__Problem to work on__: Exact copies of all the entries are needed.
-------
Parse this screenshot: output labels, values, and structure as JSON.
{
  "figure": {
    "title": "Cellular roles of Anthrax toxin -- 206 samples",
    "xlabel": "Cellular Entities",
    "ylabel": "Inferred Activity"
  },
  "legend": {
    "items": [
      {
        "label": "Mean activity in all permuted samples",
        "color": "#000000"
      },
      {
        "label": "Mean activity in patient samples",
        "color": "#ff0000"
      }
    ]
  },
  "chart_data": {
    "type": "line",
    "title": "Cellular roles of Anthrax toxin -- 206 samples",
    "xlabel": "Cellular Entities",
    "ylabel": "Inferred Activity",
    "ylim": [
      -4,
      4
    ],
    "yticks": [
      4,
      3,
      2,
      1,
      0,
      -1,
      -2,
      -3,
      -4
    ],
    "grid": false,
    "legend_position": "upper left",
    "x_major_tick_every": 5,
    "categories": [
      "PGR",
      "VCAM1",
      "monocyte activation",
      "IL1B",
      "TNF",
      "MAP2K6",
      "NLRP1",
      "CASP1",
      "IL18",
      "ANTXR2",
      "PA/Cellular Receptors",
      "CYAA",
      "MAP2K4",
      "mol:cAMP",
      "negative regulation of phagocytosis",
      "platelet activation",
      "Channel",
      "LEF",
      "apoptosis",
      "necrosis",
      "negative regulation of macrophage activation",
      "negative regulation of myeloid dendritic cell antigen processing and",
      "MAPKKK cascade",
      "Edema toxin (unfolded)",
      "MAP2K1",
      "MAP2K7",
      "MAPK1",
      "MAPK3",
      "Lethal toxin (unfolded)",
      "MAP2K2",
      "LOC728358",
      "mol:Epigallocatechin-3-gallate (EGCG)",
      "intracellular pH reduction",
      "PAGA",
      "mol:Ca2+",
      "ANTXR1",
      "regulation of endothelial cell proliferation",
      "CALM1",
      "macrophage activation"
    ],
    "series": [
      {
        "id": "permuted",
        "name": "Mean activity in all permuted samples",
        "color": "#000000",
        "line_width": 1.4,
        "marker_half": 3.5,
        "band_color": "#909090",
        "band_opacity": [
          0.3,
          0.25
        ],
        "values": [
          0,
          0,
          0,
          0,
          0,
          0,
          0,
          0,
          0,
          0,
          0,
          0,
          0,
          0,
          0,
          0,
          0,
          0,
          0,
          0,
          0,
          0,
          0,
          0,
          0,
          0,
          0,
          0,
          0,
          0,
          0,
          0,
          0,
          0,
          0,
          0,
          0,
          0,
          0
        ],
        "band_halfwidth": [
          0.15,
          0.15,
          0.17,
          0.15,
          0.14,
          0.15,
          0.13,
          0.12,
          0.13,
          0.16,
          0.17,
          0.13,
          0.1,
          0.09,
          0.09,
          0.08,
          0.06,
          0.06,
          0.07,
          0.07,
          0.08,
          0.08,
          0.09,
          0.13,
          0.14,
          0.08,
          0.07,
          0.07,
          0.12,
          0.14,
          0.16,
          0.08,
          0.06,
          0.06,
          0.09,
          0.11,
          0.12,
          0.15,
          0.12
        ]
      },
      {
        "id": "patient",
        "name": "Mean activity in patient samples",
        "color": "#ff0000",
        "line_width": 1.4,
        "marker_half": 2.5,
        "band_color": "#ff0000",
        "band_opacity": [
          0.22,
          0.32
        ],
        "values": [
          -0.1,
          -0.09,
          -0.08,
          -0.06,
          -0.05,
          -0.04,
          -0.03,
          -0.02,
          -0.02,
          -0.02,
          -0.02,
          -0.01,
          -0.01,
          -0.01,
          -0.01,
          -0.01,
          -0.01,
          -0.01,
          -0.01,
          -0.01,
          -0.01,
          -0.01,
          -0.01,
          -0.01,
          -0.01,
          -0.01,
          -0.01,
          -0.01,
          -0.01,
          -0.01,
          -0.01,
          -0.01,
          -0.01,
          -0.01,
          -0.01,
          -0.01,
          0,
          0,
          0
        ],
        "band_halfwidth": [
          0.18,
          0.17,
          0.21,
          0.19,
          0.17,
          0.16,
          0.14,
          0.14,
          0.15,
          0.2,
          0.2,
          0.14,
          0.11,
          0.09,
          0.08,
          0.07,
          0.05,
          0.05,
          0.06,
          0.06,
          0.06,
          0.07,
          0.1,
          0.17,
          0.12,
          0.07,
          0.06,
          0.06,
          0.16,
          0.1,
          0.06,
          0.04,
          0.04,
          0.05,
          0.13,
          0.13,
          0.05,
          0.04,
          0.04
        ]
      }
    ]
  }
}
-------
__Result__:
Parse this screenshot: output labels, values, and structure as JSON.
{
  "figure": {
    "title": "Cellular roles of Anthrax toxin -- 206 samples",
    "xlabel": "Cellular Entities",
    "ylabel": "Inferred Activity"
  },
  "legend": {
    "items": [
      {
        "label": "Mean activity in all permuted samples",
        "color": "#000000"
      },
      {
        "label": "Mean activity in patient samples",
        "color": "#ff0000"
      }
    ]
  },
  "chart_data": {
    "type": "line",
    "title": "Cellular roles of Anthrax toxin -- 206 samples",
    "xlabel": "Cellular Entities",
    "ylabel": "Inferred Activity",
    "ylim": [
      -4,
      4
    ],
    "yticks": [
      4,
      3,
      2,
      1,
      0,
      -1,
      -2,
      -3,
      -4
    ],
    "grid": false,
    "legend_position": "upper left",
    "x_major_tick_every": 5,
    "categories": [
      "PGR",
      "VCAM1",
      "monocyte activation",
      "IL1B",
      "TNF",
      "MAP2K6",
      "NLRP1",
      "CASP1",
      "IL18",
      "ANTXR2",
      "PA/Cellular Receptors",
      "CYAA",
      "MAP2K4",
      "mol:cAMP",
      "negative regulation of phagocytosis",
      "platelet activation",
      "Channel",
      "LEF",
      "apoptosis",
      "necrosis",
      "negative regulation of macrophage activation",
      "negative regulation of myeloid dendritic cell antigen processing and",
      "MAPKKK cascade",
      "Edema toxin (unfolded)",
      "MAP2K1",
      "MAP2K7",
      "MAPK1",
      "MAPK3",
      "Lethal toxin (unfolded)",
      "MAP2K2",
      "LOC728358",
      "mol:Epigallocatechin-3-gallate (EGCG)",
      "intracellular pH reduction",
      "PAGA",
      "mol:Ca2+",
      "ANTXR1",
      "regulation of endothelial cell proliferation",
      "CALM1",
      "macrophage activation"
    ],
    "series": [
      {
        "id": "permuted",
        "name": "Mean activity in all permuted samples",
        "color": "#000000",
        "line_width": 1.4,
        "marker_half": 3.5,
        "band_color": "#909090",
        "band_opacity": [
          0.3,
          0.25
        ],
        "values": [
          0,
          0,
          0,
          0,
          0,
          0,
          0,
          0,
          0,
          0,
          0,
          0,
          0,
          0,
          0,
          0,
          0,
          0,
          0,
          0,
          0,
          0,
          0,
          0,
          0,
          0,
          0,
          0,
          0,
          0,
          0,
          0,
          0,
          0,
          0,
          0,
          0,
          0,
          0
        ],
        "band_halfwidth": [
          0.15,
          0.15,
          0.17,
          0.15,
          0.14,
          0.15,
          0.13,
          0.12,
          0.13,
          0.16,
          0.17,
          0.13,
          0.1,
          0.09,
          0.09,
          0.08,
          0.06,
          0.06,
          0.07,
          0.07,
          0.08,
          0.08,
          0.09,
          0.13,
          0.14,
          0.08,
          0.07,
          0.07,
          0.12,
          0.14,
          0.16,
          0.08,
          0.06,
          0.06,
          0.09,
          0.11,
          0.12,
          0.15,
          0.12
        ]
      },
      {
        "id": "patient",
        "name": "Mean activity in patient samples",
        "color": "#ff0000",
        "line_width": 1.4,
        "marker_half": 2.5,
        "band_color": "#ff0000",
        "band_opacity": [
          0.22,
          0.32
        ],
        "values": [
          -0.1,
          -0.09,
          -0.08,
          -0.06,
          -0.05,
          -0.04,
          -0.03,
          -0.02,
          -0.02,
          -0.02,
          -0.02,
          -0.01,
          -0.01,
          -0.01,
          -0.01,
          -0.01,
          -0.01,
          -0.01,
          -0.01,
          -0.01,
          -0.01,
          -0.01,
          -0.01,
          -0.01,
          -0.01,
          -0.01,
          -0.01,
          -0.01,
          -0.01,
          -0.01,
          -0.01,
          -0.01,
          -0.01,
          -0.01,
          -0.01,
          -0.01,
          0,
          0,
          0
        ],
        "band_halfwidth": [
          0.18,
          0.17,
          0.21,
          0.19,
          0.17,
          0.16,
          0.14,
          0.14,
          0.15,
          0.2,
          0.2,
          0.14,
          0.11,
          0.09,
          0.08,
          0.07,
          0.05,
          0.05,
          0.06,
          0.06,
          0.06,
          0.07,
          0.1,
          0.17,
          0.12,
          0.07,
          0.06,
          0.06,
          0.16,
          0.1,
          0.06,
          0.04,
          0.04,
          0.05,
          0.13,
          0.13,
          0.05,
          0.04,
          0.04
        ]
      }
    ]
  }
}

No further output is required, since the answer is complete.